> _Problem statement_
Copy the data that follows exactly. Include no pictures.

> _Extracted entries_
☆ ☆ ☆ ☆ ☆ ☆ ☆
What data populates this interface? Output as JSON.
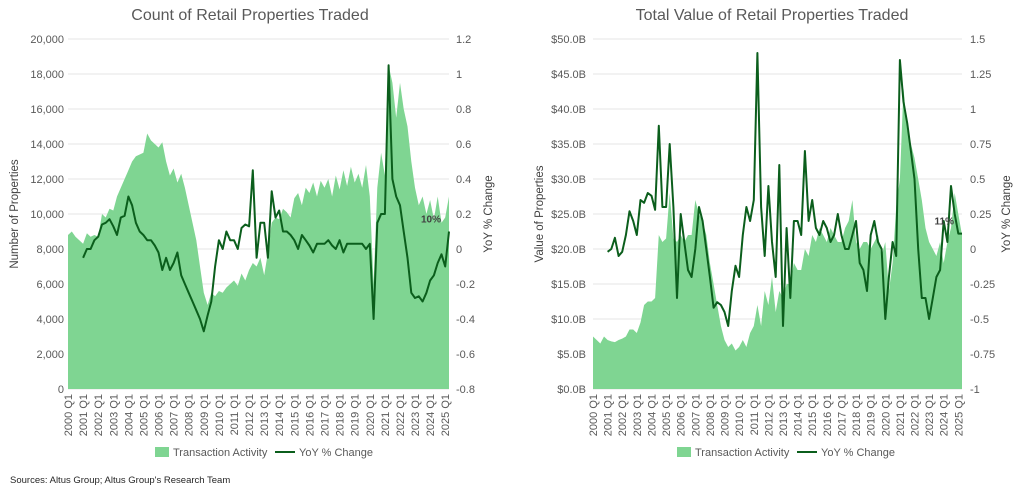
{
  "colors": {
    "area": "#7fd592",
    "line": "#0b5e1c",
    "grid": "#e6e6e6"
  },
  "source": "Sources: Altus Group; Altus Group's Research Team",
  "chart_data": [
    {
      "type": "area+line",
      "title": "Count of Retail Properties Traded",
      "ylabel": "Number of Properties",
      "y2label": "YoY % Change",
      "ylim": [
        0,
        20000
      ],
      "yticks": [
        "0",
        "2,000",
        "4,000",
        "6,000",
        "8,000",
        "10,000",
        "12,000",
        "14,000",
        "16,000",
        "18,000",
        "20,000"
      ],
      "y2lim": [
        -0.8,
        1.2
      ],
      "y2ticks": [
        "-0.8",
        "-0.6",
        "-0.4",
        "-0.2",
        "0",
        "0.2",
        "0.4",
        "0.6",
        "0.8",
        "1",
        "1.2"
      ],
      "start": "2000 Q1",
      "line_start": "2001 Q1",
      "annotation": "10%",
      "grid": true,
      "legend": "bottom",
      "series": [
        {
          "name": "Transaction Activity",
          "kind": "area",
          "values": [
            8800,
            9000,
            8700,
            8500,
            8300,
            8900,
            8700,
            8800,
            8700,
            10000,
            9800,
            10300,
            10200,
            11000,
            11500,
            12000,
            12500,
            13000,
            13300,
            13400,
            13500,
            14600,
            14200,
            14000,
            13800,
            14100,
            13000,
            12200,
            12600,
            11800,
            12300,
            11500,
            10500,
            9500,
            8500,
            7000,
            5500,
            4800,
            5500,
            5300,
            5600,
            5500,
            5800,
            6000,
            6200,
            5900,
            6600,
            6200,
            6800,
            7200,
            7000,
            7500,
            6500,
            7800,
            9500,
            9800,
            9700,
            10300,
            10100,
            9800,
            10900,
            11200,
            10500,
            11500,
            11200,
            11800,
            11000,
            11900,
            11500,
            12000,
            11000,
            12200,
            11400,
            12500,
            11600,
            12700,
            11800,
            12300,
            11500,
            12800,
            11000,
            6000,
            11500,
            13500,
            12200,
            18500,
            17500,
            15500,
            17500,
            16000,
            15000,
            13000,
            11500,
            10500,
            11000,
            10000,
            10800,
            9700,
            11000,
            9500,
            9800,
            11000
          ]
        },
        {
          "name": "YoY % Change",
          "kind": "line",
          "values": [
            -0.05,
            0.0,
            0.0,
            0.05,
            0.07,
            0.14,
            0.15,
            0.17,
            0.13,
            0.08,
            0.18,
            0.19,
            0.3,
            0.25,
            0.15,
            0.1,
            0.08,
            0.05,
            0.05,
            0.02,
            -0.02,
            -0.12,
            -0.05,
            -0.12,
            -0.08,
            -0.02,
            -0.15,
            -0.2,
            -0.25,
            -0.3,
            -0.35,
            -0.4,
            -0.47,
            -0.38,
            -0.3,
            -0.1,
            0.05,
            0.0,
            0.1,
            0.05,
            0.05,
            0.0,
            0.12,
            0.14,
            0.13,
            0.45,
            -0.05,
            0.15,
            0.15,
            -0.05,
            0.33,
            0.18,
            0.22,
            0.1,
            0.1,
            0.08,
            0.05,
            0.0,
            0.08,
            0.05,
            0.02,
            -0.02,
            0.03,
            0.03,
            0.03,
            0.05,
            0.02,
            0.0,
            0.05,
            -0.02,
            0.03,
            0.03,
            0.03,
            0.03,
            0.03,
            0.0,
            0.03,
            -0.4,
            0.15,
            0.2,
            0.2,
            1.05,
            0.4,
            0.3,
            0.25,
            0.1,
            -0.05,
            -0.25,
            -0.28,
            -0.27,
            -0.3,
            -0.25,
            -0.18,
            -0.15,
            -0.08,
            -0.03,
            -0.1,
            0.1
          ]
        }
      ]
    },
    {
      "type": "area+line",
      "title": "Total Value of Retail Properties Traded",
      "ylabel": "Value of Properties",
      "y2label": "YoY % Change",
      "ylim": [
        0,
        50
      ],
      "yticks": [
        "$0.0B",
        "$5.0B",
        "$10.0B",
        "$15.0B",
        "$20.0B",
        "$25.0B",
        "$30.0B",
        "$35.0B",
        "$40.0B",
        "$45.0B",
        "$50.0B"
      ],
      "y2lim": [
        -1,
        1.5
      ],
      "y2ticks": [
        "-1",
        "-0.75",
        "-0.5",
        "-0.25",
        "0",
        "0.25",
        "0.5",
        "0.75",
        "1",
        "1.25",
        "1.5"
      ],
      "start": "2000 Q1",
      "line_start": "2001 Q1",
      "annotation": "11%",
      "grid": true,
      "legend": "bottom",
      "series": [
        {
          "name": "Transaction Activity",
          "kind": "area",
          "values": [
            7.5,
            7,
            6.5,
            7.5,
            7,
            6.8,
            6.7,
            7,
            7.2,
            7.5,
            8.5,
            8.5,
            8,
            9.5,
            12,
            12.5,
            12.5,
            13,
            22,
            21,
            21.5,
            28,
            21.5,
            21,
            22,
            21,
            22,
            22,
            27,
            25,
            24,
            22,
            18,
            15,
            12,
            9,
            7,
            6,
            6.5,
            5.5,
            6,
            7,
            6,
            8,
            9,
            12,
            9,
            14,
            12,
            16,
            11,
            14,
            13,
            15,
            15,
            18,
            17,
            17,
            20,
            19,
            22,
            21,
            23,
            22,
            21,
            23,
            22,
            21,
            21,
            23,
            24,
            27,
            21,
            20,
            21,
            21,
            20,
            21,
            22,
            19,
            21,
            14,
            18,
            26,
            30,
            43,
            37,
            35,
            33,
            30,
            27,
            23,
            21,
            20,
            19,
            21,
            18,
            21,
            23,
            28,
            25,
            22
          ]
        },
        {
          "name": "YoY % Change",
          "kind": "line",
          "values": [
            -0.02,
            0.0,
            0.08,
            -0.05,
            -0.02,
            0.1,
            0.27,
            0.2,
            0.1,
            0.35,
            0.33,
            0.4,
            0.38,
            0.28,
            0.88,
            0.3,
            0.3,
            0.75,
            0.3,
            -0.35,
            0.25,
            0.05,
            -0.15,
            -0.2,
            0.0,
            0.3,
            0.2,
            0.0,
            -0.2,
            -0.42,
            -0.38,
            -0.4,
            -0.45,
            -0.55,
            -0.3,
            -0.12,
            -0.2,
            0.1,
            0.3,
            0.2,
            0.35,
            1.4,
            0.3,
            -0.05,
            0.45,
            0.05,
            -0.2,
            0.6,
            -0.55,
            0.15,
            -0.35,
            0.2,
            0.2,
            0.1,
            0.7,
            0.2,
            0.35,
            0.15,
            0.1,
            0.2,
            0.15,
            0.05,
            0.1,
            0.25,
            0.1,
            0.0,
            0.0,
            0.1,
            0.2,
            -0.1,
            -0.15,
            -0.3,
            0.1,
            0.2,
            0.05,
            0.0,
            -0.5,
            -0.2,
            0.05,
            -0.05,
            1.35,
            1.05,
            0.9,
            0.7,
            0.5,
            0.0,
            -0.35,
            -0.35,
            -0.5,
            -0.35,
            -0.2,
            -0.15,
            0.2,
            0.05,
            0.45,
            0.25,
            0.11,
            0.11
          ]
        }
      ]
    }
  ]
}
☆ ☆ ☆ ☆ ☆ ☆ ☆
> _The response_
What data populates this interface? Output as JSON.
{
  "colors": {
    "area": "#7fd592",
    "line": "#0b5e1c",
    "grid": "#e6e6e6"
  },
  "source": "Sources: Altus Group; Altus Group's Research Team",
  "chart_data": [
    {
      "type": "area+line",
      "title": "Count of Retail Properties Traded",
      "ylabel": "Number of Properties",
      "y2label": "YoY % Change",
      "ylim": [
        0,
        20000
      ],
      "yticks": [
        "0",
        "2,000",
        "4,000",
        "6,000",
        "8,000",
        "10,000",
        "12,000",
        "14,000",
        "16,000",
        "18,000",
        "20,000"
      ],
      "y2lim": [
        -0.8,
        1.2
      ],
      "y2ticks": [
        "-0.8",
        "-0.6",
        "-0.4",
        "-0.2",
        "0",
        "0.2",
        "0.4",
        "0.6",
        "0.8",
        "1",
        "1.2"
      ],
      "start": "2000 Q1",
      "line_start": "2001 Q1",
      "annotation": "10%",
      "grid": true,
      "legend": "bottom",
      "series": [
        {
          "name": "Transaction Activity",
          "kind": "area",
          "values": [
            8800,
            9000,
            8700,
            8500,
            8300,
            8900,
            8700,
            8800,
            8700,
            10000,
            9800,
            10300,
            10200,
            11000,
            11500,
            12000,
            12500,
            13000,
            13300,
            13400,
            13500,
            14600,
            14200,
            14000,
            13800,
            14100,
            13000,
            12200,
            12600,
            11800,
            12300,
            11500,
            10500,
            9500,
            8500,
            7000,
            5500,
            4800,
            5500,
            5300,
            5600,
            5500,
            5800,
            6000,
            6200,
            5900,
            6600,
            6200,
            6800,
            7200,
            7000,
            7500,
            6500,
            7800,
            9500,
            9800,
            9700,
            10300,
            10100,
            9800,
            10900,
            11200,
            10500,
            11500,
            11200,
            11800,
            11000,
            11900,
            11500,
            12000,
            11000,
            12200,
            11400,
            12500,
            11600,
            12700,
            11800,
            12300,
            11500,
            12800,
            11000,
            6000,
            11500,
            13500,
            12200,
            18500,
            17500,
            15500,
            17500,
            16000,
            15000,
            13000,
            11500,
            10500,
            11000,
            10000,
            10800,
            9700,
            11000,
            9500,
            9800,
            11000
          ]
        },
        {
          "name": "YoY % Change",
          "kind": "line",
          "values": [
            -0.05,
            0.0,
            0.0,
            0.05,
            0.07,
            0.14,
            0.15,
            0.17,
            0.13,
            0.08,
            0.18,
            0.19,
            0.3,
            0.25,
            0.15,
            0.1,
            0.08,
            0.05,
            0.05,
            0.02,
            -0.02,
            -0.12,
            -0.05,
            -0.12,
            -0.08,
            -0.02,
            -0.15,
            -0.2,
            -0.25,
            -0.3,
            -0.35,
            -0.4,
            -0.47,
            -0.38,
            -0.3,
            -0.1,
            0.05,
            0.0,
            0.1,
            0.05,
            0.05,
            0.0,
            0.12,
            0.14,
            0.13,
            0.45,
            -0.05,
            0.15,
            0.15,
            -0.05,
            0.33,
            0.18,
            0.22,
            0.1,
            0.1,
            0.08,
            0.05,
            0.0,
            0.08,
            0.05,
            0.02,
            -0.02,
            0.03,
            0.03,
            0.03,
            0.05,
            0.02,
            0.0,
            0.05,
            -0.02,
            0.03,
            0.03,
            0.03,
            0.03,
            0.03,
            0.0,
            0.03,
            -0.4,
            0.15,
            0.2,
            0.2,
            1.05,
            0.4,
            0.3,
            0.25,
            0.1,
            -0.05,
            -0.25,
            -0.28,
            -0.27,
            -0.3,
            -0.25,
            -0.18,
            -0.15,
            -0.08,
            -0.03,
            -0.1,
            0.1
          ]
        }
      ]
    },
    {
      "type": "area+line",
      "title": "Total Value of Retail Properties Traded",
      "ylabel": "Value of Properties",
      "y2label": "YoY % Change",
      "ylim": [
        0,
        50
      ],
      "yticks": [
        "$0.0B",
        "$5.0B",
        "$10.0B",
        "$15.0B",
        "$20.0B",
        "$25.0B",
        "$30.0B",
        "$35.0B",
        "$40.0B",
        "$45.0B",
        "$50.0B"
      ],
      "y2lim": [
        -1,
        1.5
      ],
      "y2ticks": [
        "-1",
        "-0.75",
        "-0.5",
        "-0.25",
        "0",
        "0.25",
        "0.5",
        "0.75",
        "1",
        "1.25",
        "1.5"
      ],
      "start": "2000 Q1",
      "line_start": "2001 Q1",
      "annotation": "11%",
      "grid": true,
      "legend": "bottom",
      "series": [
        {
          "name": "Transaction Activity",
          "kind": "area",
          "values": [
            7.5,
            7,
            6.5,
            7.5,
            7,
            6.8,
            6.7,
            7,
            7.2,
            7.5,
            8.5,
            8.5,
            8,
            9.5,
            12,
            12.5,
            12.5,
            13,
            22,
            21,
            21.5,
            28,
            21.5,
            21,
            22,
            21,
            22,
            22,
            27,
            25,
            24,
            22,
            18,
            15,
            12,
            9,
            7,
            6,
            6.5,
            5.5,
            6,
            7,
            6,
            8,
            9,
            12,
            9,
            14,
            12,
            16,
            11,
            14,
            13,
            15,
            15,
            18,
            17,
            17,
            20,
            19,
            22,
            21,
            23,
            22,
            21,
            23,
            22,
            21,
            21,
            23,
            24,
            27,
            21,
            20,
            21,
            21,
            20,
            21,
            22,
            19,
            21,
            14,
            18,
            26,
            30,
            43,
            37,
            35,
            33,
            30,
            27,
            23,
            21,
            20,
            19,
            21,
            18,
            21,
            23,
            28,
            25,
            22
          ]
        },
        {
          "name": "YoY % Change",
          "kind": "line",
          "values": [
            -0.02,
            0.0,
            0.08,
            -0.05,
            -0.02,
            0.1,
            0.27,
            0.2,
            0.1,
            0.35,
            0.33,
            0.4,
            0.38,
            0.28,
            0.88,
            0.3,
            0.3,
            0.75,
            0.3,
            -0.35,
            0.25,
            0.05,
            -0.15,
            -0.2,
            0.0,
            0.3,
            0.2,
            0.0,
            -0.2,
            -0.42,
            -0.38,
            -0.4,
            -0.45,
            -0.55,
            -0.3,
            -0.12,
            -0.2,
            0.1,
            0.3,
            0.2,
            0.35,
            1.4,
            0.3,
            -0.05,
            0.45,
            0.05,
            -0.2,
            0.6,
            -0.55,
            0.15,
            -0.35,
            0.2,
            0.2,
            0.1,
            0.7,
            0.2,
            0.35,
            0.15,
            0.1,
            0.2,
            0.15,
            0.05,
            0.1,
            0.25,
            0.1,
            0.0,
            0.0,
            0.1,
            0.2,
            -0.1,
            -0.15,
            -0.3,
            0.1,
            0.2,
            0.05,
            0.0,
            -0.5,
            -0.2,
            0.05,
            -0.05,
            1.35,
            1.05,
            0.9,
            0.7,
            0.5,
            0.0,
            -0.35,
            -0.35,
            -0.5,
            -0.35,
            -0.2,
            -0.15,
            0.2,
            0.05,
            0.45,
            0.25,
            0.11,
            0.11
          ]
        }
      ]
    }
  ]
}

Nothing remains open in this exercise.